Logo no capítulo 6, ‘Consequências da penetração do açúcar nas Antilhas’, CF coloca uma frase que soa no mínimo esquisita: “A pessoa interessada assinava um contrato na Inglaterra, pelo qual se comprometia a trabalhar para outra por um prazo de cinco a sete anos, recebendo em compensação o pagamento da passagem, manutenção e, ao final do contrato, um pedaço de terra ou uma indenização em dinheiro. Tudo indica que esta gente recebia um tratamento igual ou pior ao dado aos escravos africanos”. A primeira pergunta que se faz é: Ora, como é possível dizer, sem incorrer em uma afirmação temerária, que os brancos ingleses que emigraram para os EUA possuíam uma condição de vida pior do que a dos negros brasileiros? Como é possível afirmar que alguém que trabalha num regime de servidão tendo em vista a sua liberdade e o seu direito à propriedade em, no máximo, sete anos tem uma condição pior do que aquele que trabalha sabendo que permanecerá como escravo até o fim dos seus dias, sem direito à liberdade, à propriedade, e tendo como certo que sua condição de escravo será transmitida aos seus descendentes?

No capítulo 7, ‘Encerramento da etapa colonial’, CF faz uma das afirmações mais abjetas de todo o seu texto: “A escravidão demonstrou  ser, desde o primeiro momento, uma condição de sobrevivência para o colono europeu na nova terra.” É completamente INADMISSÍVEL que um texto escrito em 1950 ainda se aferroe à inevitabilidade do regime escravocrata. A escravidão da população negra na colonização das Américas é um crime hediondo contra a Humanidade e, como tal, deve ser tratado. Fico imaginando que julgamento teria um texto que propusesse também como inevitável o lançamento da bomba atômica norte-americana sobre Hiroshima ou o holocausto contra o povo judeu provocado pelo regime nazista alemão no final da primeira metade do século XX, ou ainda, a tortura praticada pelo Estado brasileiro contra os manifestantes políticos dissidentes na década de 1970. São todos igualmente crimes contra a Humanidade e, por definição, indefensáveis, injustificáveis, e que devem ser punidos quando possível no tempo histórico, e indenizados a qualquer tempo. Nesse sentido, não deveria ser mais possível que um texto com uma declaração desse tipo, que presta um desserviço aos direitos humanos e, em especial, à dos negros escravizados e de seus descendentes prejudicados pela escravidão, estivesse ainda em circulação sem qualquer tipo de nota explicativa / justificativa / pedido de desculpas / etc. FEB, do jeito que está, com essa frase colocada sem conflitos no sétimo capítulo, é aplaudido e referenciado por estudantes de economia, que assimilam essa ideologia travestida de neutralidade.

Tarefas obrigatórias:
1 > Na crítica ao livro FEB, qual é o título do capítulo 7?
2 > Prossiga a crítica ao livro FEB a partir da última frase apresentada.
Os registros são um material independente do texto.

Registros:

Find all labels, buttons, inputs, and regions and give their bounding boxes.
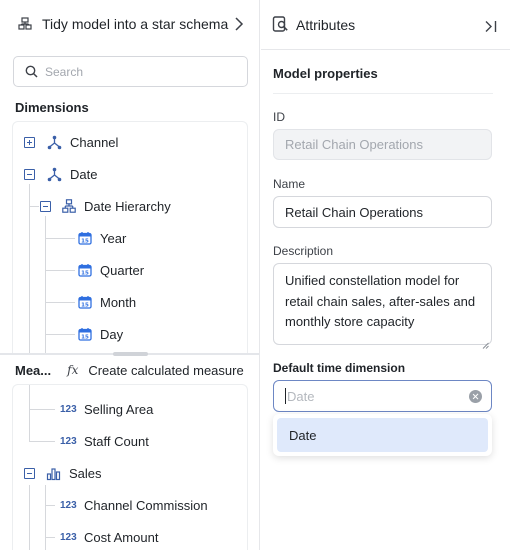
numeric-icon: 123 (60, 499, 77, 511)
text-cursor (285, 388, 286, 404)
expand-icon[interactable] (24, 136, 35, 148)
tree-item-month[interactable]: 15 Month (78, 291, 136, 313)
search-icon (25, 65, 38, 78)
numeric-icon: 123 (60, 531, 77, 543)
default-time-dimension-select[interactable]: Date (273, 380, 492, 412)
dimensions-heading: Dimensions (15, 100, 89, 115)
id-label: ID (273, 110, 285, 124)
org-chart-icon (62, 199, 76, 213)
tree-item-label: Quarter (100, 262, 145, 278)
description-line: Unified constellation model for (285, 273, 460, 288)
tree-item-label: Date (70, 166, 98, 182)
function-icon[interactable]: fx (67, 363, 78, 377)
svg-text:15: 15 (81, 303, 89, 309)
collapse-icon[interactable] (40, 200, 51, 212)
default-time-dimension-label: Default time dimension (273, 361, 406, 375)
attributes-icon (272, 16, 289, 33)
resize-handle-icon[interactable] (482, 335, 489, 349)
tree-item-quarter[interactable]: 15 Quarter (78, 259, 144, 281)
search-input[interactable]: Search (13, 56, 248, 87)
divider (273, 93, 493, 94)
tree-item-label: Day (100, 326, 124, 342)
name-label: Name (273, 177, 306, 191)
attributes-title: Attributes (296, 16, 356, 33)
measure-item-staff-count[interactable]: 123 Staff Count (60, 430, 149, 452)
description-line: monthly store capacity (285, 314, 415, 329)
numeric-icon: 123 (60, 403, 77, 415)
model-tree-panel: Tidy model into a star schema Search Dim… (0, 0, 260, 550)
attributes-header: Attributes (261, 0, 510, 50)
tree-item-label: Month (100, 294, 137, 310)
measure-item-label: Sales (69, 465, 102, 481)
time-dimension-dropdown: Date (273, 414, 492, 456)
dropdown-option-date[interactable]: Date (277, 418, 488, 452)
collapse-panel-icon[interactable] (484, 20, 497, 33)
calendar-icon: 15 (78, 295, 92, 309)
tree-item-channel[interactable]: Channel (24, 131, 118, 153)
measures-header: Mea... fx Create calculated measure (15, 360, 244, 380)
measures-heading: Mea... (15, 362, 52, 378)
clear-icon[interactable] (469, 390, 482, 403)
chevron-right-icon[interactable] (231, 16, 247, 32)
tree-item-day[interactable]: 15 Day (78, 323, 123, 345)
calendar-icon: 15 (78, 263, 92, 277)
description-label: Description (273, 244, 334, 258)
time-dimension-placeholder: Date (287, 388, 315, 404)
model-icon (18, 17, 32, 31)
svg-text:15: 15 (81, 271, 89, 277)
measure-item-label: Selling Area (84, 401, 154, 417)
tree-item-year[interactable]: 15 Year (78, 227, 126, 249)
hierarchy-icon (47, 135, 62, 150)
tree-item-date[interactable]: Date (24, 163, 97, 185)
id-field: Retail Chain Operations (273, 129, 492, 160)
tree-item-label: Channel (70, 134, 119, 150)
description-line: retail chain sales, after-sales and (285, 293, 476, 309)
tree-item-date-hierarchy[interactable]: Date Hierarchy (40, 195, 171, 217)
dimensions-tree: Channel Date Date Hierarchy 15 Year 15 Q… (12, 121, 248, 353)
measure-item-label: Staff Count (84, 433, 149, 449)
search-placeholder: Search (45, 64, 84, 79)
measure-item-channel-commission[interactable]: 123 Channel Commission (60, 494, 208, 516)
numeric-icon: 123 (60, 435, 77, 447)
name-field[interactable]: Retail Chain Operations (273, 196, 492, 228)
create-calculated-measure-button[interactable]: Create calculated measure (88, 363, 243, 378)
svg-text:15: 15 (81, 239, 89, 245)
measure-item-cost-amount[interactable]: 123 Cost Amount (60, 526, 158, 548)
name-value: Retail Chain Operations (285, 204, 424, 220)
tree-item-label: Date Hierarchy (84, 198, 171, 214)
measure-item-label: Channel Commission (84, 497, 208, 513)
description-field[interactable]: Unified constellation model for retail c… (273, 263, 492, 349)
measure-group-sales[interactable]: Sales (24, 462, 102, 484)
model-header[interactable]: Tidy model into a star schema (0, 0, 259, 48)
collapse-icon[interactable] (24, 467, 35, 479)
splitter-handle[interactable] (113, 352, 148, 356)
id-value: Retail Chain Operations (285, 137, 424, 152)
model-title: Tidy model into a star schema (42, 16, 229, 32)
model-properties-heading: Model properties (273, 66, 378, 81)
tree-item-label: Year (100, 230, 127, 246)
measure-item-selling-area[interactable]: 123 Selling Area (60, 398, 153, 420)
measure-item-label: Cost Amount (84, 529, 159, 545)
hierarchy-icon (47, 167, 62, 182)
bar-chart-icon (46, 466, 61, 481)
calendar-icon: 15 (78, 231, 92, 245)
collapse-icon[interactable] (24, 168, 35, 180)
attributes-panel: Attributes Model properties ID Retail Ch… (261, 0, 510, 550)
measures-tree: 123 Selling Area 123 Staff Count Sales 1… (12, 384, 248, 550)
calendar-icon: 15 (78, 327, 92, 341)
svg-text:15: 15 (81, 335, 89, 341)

Respostas às tarefas:
1 > "Encerramento da etapa colonial".

2 >
A partir do sétimo capítulo, CF avança numa discussão supostamente neutra, mas que atua em um forte sentido da desumanização negra, isto é, de não encarar a população negra como população, como gente, como seres humanos com os quais se deve preocupar na condição de humanos e não na condição de máquina ou mercadoria.

No capítulo 8, ‘Capitalização e nível de renda na economia açucareira’, CF coloca: “É quando a rentabilidade do negócio está assegurada que entram em cena, na escala necessária, os escravos africanos: base de um sistema de produção mais eficiente e mais densamente capitalizado.”. A pergunta que fica é: qual é a escala necessária? Necessária para quem? Para que tipo de economia? Vale lembrar que é a população negra que é comercializada e traficada na condição de escravos. ‘Entra em cena’ é o tipo de construção linguística que retira a culpa daqueles que sujaram as mãos.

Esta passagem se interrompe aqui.